* _What is needed_:
Identify and reproduce every line holding the string "forest".
[Begin Record list]
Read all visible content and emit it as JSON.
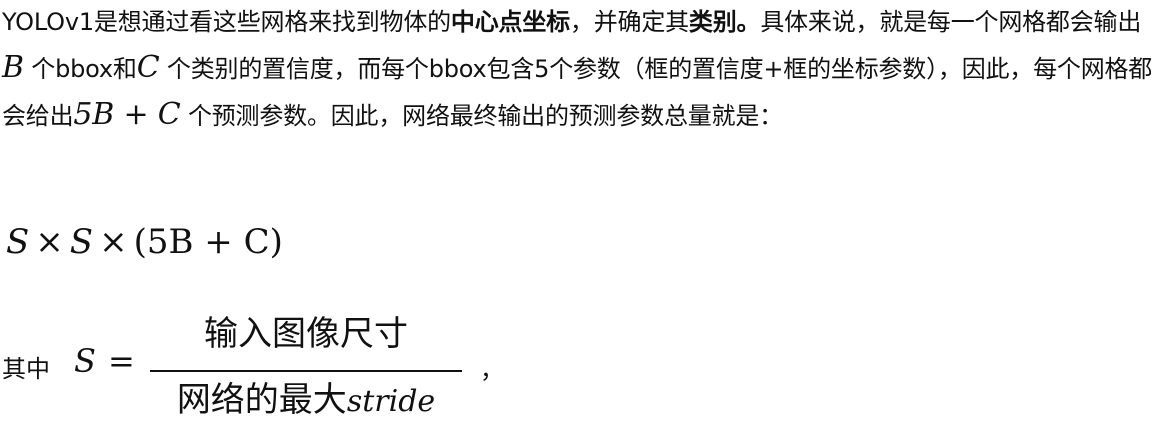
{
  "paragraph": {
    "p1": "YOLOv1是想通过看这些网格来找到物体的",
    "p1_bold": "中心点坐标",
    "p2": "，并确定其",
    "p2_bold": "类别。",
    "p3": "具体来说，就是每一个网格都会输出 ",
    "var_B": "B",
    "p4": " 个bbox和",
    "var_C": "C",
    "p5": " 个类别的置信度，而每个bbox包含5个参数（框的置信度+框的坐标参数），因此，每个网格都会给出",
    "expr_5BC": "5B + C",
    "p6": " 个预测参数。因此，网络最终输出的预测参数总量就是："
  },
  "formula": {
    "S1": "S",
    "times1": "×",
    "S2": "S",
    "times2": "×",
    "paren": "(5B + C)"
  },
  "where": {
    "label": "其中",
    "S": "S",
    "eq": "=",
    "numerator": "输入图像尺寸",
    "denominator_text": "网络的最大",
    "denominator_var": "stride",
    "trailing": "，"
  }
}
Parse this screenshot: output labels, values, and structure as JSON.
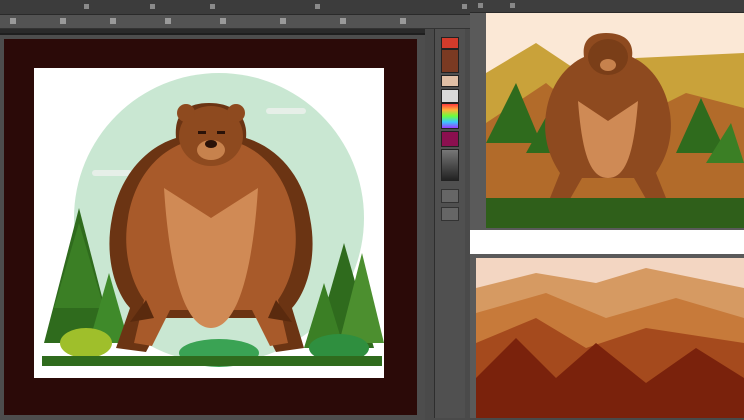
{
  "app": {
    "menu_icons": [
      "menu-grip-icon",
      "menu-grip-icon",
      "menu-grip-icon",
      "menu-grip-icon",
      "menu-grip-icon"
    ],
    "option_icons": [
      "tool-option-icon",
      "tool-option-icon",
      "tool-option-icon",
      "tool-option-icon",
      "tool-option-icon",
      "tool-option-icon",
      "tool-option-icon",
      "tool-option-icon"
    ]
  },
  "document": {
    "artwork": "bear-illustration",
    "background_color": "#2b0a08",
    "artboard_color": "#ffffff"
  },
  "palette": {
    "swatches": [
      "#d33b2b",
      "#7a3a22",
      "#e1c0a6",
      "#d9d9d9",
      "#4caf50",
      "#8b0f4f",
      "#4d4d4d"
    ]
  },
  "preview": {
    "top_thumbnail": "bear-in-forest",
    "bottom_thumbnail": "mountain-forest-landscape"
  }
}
[End Record list]
* _Result_:
    "top_thumbnail": "bear-in-forest",
    "bottom_thumbnail": "mountain-forest-landscape"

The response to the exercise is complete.